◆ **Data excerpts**
** Begin **

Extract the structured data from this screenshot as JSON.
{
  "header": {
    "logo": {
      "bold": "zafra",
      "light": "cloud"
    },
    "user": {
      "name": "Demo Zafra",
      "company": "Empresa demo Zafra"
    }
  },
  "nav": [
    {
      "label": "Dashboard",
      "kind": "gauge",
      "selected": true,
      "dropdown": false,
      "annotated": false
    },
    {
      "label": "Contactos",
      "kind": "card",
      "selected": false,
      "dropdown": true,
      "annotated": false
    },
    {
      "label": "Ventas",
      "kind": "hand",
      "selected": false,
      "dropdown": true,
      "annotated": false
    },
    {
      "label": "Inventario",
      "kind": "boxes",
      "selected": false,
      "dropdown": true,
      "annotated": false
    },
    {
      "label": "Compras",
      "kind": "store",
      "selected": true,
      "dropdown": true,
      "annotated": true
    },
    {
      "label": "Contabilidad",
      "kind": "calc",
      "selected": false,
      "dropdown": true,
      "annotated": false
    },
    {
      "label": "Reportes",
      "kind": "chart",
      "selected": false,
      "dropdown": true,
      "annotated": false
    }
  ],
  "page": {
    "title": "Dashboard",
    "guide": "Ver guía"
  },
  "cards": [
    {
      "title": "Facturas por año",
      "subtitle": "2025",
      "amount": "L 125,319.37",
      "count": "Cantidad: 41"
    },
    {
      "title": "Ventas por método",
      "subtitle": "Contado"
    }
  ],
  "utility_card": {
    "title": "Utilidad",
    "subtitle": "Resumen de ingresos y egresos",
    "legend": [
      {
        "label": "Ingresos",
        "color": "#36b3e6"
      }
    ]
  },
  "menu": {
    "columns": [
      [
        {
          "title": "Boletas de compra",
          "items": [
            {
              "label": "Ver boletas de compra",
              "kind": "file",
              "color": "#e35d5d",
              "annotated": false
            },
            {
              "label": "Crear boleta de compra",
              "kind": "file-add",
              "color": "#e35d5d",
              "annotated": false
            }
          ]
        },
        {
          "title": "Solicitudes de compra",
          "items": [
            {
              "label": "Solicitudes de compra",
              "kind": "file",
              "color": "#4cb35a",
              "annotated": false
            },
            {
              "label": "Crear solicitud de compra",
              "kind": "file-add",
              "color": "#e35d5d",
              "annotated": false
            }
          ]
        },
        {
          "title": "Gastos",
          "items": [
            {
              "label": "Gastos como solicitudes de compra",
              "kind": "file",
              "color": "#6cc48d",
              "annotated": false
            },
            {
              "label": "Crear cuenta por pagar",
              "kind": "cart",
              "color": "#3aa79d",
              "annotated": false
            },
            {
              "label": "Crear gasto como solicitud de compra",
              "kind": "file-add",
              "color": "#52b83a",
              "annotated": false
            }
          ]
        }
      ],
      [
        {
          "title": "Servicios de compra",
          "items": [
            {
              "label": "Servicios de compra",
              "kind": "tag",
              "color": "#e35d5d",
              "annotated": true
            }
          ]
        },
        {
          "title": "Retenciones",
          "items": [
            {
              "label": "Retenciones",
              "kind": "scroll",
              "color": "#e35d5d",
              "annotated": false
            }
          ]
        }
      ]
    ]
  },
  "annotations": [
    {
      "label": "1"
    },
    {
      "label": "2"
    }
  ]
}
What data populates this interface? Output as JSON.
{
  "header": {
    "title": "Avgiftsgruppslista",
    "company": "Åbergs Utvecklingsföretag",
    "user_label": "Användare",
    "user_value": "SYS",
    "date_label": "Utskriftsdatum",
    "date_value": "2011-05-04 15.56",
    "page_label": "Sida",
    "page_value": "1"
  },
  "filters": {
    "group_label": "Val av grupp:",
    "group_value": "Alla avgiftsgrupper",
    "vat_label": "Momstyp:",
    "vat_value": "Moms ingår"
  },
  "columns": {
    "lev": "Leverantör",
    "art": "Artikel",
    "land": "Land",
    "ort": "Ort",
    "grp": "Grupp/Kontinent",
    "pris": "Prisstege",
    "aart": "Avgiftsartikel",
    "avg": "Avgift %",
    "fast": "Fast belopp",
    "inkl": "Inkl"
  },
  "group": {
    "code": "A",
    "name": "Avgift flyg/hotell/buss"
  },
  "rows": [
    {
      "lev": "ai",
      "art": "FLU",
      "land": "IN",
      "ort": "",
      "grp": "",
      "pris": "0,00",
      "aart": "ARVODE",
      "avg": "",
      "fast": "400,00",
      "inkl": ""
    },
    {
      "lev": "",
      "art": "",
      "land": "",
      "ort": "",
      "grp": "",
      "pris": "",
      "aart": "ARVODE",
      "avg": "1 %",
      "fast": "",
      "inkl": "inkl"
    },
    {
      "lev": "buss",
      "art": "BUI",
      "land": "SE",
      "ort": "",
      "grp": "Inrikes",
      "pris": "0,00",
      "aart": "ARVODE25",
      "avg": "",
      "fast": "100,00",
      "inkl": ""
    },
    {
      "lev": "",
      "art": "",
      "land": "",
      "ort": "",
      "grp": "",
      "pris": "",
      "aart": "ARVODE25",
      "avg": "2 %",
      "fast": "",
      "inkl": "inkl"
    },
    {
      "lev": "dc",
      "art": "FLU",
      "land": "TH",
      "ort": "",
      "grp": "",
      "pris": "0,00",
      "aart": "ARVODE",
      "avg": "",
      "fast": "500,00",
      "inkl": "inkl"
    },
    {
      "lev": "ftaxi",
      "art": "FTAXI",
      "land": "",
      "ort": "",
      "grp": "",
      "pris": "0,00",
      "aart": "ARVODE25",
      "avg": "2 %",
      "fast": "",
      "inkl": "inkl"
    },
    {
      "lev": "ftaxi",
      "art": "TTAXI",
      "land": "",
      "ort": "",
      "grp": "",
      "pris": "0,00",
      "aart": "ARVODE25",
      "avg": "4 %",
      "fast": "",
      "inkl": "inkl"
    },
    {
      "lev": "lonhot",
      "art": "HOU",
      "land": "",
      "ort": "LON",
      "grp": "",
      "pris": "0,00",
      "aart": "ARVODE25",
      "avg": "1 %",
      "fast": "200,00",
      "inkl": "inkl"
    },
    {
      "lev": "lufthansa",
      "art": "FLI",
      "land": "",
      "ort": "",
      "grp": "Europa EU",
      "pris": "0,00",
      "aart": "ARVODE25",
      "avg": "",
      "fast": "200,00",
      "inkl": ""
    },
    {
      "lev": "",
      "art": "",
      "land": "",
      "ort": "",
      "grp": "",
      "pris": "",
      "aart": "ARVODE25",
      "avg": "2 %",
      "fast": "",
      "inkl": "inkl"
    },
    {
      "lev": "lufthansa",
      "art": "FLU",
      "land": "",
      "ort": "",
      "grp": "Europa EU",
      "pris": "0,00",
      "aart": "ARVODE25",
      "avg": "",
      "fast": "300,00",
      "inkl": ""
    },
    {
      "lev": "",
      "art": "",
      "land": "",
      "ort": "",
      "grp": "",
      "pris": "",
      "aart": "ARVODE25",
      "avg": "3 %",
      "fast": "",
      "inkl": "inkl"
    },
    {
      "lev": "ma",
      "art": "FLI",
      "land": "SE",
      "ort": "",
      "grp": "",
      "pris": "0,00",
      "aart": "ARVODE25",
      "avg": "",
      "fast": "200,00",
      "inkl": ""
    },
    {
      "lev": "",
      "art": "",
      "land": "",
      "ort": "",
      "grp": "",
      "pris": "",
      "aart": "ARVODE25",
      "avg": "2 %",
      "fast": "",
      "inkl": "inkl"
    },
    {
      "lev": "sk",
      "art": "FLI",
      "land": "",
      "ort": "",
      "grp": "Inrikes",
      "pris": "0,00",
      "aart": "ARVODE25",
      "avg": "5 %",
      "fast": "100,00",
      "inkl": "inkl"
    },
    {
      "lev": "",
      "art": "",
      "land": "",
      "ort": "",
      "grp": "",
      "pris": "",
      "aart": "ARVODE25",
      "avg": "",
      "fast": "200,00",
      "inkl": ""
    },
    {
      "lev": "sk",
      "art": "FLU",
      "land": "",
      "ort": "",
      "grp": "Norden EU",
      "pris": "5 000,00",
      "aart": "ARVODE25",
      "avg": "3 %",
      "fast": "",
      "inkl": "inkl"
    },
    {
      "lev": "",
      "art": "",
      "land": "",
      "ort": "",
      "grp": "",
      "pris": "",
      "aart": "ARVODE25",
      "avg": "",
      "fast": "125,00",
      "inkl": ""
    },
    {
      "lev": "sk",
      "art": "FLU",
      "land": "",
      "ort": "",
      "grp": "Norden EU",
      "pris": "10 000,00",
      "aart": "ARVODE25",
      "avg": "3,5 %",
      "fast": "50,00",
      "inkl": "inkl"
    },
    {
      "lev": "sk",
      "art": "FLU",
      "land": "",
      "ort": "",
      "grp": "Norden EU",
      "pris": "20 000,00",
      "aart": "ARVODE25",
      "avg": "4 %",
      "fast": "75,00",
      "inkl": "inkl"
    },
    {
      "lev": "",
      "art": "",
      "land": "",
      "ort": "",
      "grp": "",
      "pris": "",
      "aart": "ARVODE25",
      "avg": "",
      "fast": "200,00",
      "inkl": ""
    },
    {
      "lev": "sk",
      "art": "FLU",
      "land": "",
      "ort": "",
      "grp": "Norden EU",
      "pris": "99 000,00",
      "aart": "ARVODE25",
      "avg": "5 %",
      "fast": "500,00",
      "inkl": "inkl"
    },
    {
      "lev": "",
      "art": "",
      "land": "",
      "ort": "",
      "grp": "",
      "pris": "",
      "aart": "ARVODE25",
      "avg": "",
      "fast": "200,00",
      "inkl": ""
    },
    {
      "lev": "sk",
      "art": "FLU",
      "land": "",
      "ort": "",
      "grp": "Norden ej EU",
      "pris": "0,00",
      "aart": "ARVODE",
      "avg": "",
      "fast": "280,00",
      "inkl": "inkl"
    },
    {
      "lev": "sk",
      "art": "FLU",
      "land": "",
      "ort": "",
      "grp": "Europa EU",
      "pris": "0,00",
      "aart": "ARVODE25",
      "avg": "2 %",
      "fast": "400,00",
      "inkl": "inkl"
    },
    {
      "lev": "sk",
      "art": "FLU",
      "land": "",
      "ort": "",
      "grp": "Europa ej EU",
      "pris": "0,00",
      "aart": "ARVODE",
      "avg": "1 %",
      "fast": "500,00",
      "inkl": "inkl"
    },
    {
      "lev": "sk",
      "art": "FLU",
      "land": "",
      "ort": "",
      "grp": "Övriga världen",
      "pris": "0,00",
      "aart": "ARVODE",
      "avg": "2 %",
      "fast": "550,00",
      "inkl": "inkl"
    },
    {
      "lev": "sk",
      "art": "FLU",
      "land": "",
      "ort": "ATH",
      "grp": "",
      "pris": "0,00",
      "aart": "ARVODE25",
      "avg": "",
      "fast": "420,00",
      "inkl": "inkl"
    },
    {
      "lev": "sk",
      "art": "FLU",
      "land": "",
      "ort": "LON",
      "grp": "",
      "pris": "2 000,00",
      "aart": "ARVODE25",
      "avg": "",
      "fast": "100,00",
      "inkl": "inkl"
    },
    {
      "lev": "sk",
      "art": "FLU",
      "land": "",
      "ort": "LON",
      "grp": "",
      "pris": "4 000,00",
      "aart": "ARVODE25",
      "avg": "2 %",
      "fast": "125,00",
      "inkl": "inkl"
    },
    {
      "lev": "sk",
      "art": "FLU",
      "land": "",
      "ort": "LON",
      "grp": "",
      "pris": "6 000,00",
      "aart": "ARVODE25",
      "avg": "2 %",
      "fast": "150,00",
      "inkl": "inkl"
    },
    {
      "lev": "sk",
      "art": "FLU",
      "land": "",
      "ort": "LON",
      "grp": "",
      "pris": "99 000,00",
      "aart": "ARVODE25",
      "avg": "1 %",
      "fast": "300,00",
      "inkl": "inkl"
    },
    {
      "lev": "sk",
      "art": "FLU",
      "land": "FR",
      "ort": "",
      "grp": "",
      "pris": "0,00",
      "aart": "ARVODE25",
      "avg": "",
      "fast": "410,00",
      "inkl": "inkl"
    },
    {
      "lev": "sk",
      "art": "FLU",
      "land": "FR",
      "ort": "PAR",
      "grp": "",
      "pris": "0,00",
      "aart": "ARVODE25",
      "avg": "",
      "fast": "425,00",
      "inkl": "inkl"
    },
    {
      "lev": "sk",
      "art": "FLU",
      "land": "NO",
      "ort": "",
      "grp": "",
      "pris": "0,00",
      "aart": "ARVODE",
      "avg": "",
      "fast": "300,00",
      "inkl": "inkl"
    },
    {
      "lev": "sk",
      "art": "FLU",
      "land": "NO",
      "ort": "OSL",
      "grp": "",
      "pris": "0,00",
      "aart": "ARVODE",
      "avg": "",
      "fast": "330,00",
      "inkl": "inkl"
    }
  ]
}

** End **

◆ **EXERCISE DESCRIPTION**
Return every line above that contains the word "JSON".

◆ **TASK RESULT**
Extract the structured data from this screenshot as JSON.
What data populates this interface? Output as JSON.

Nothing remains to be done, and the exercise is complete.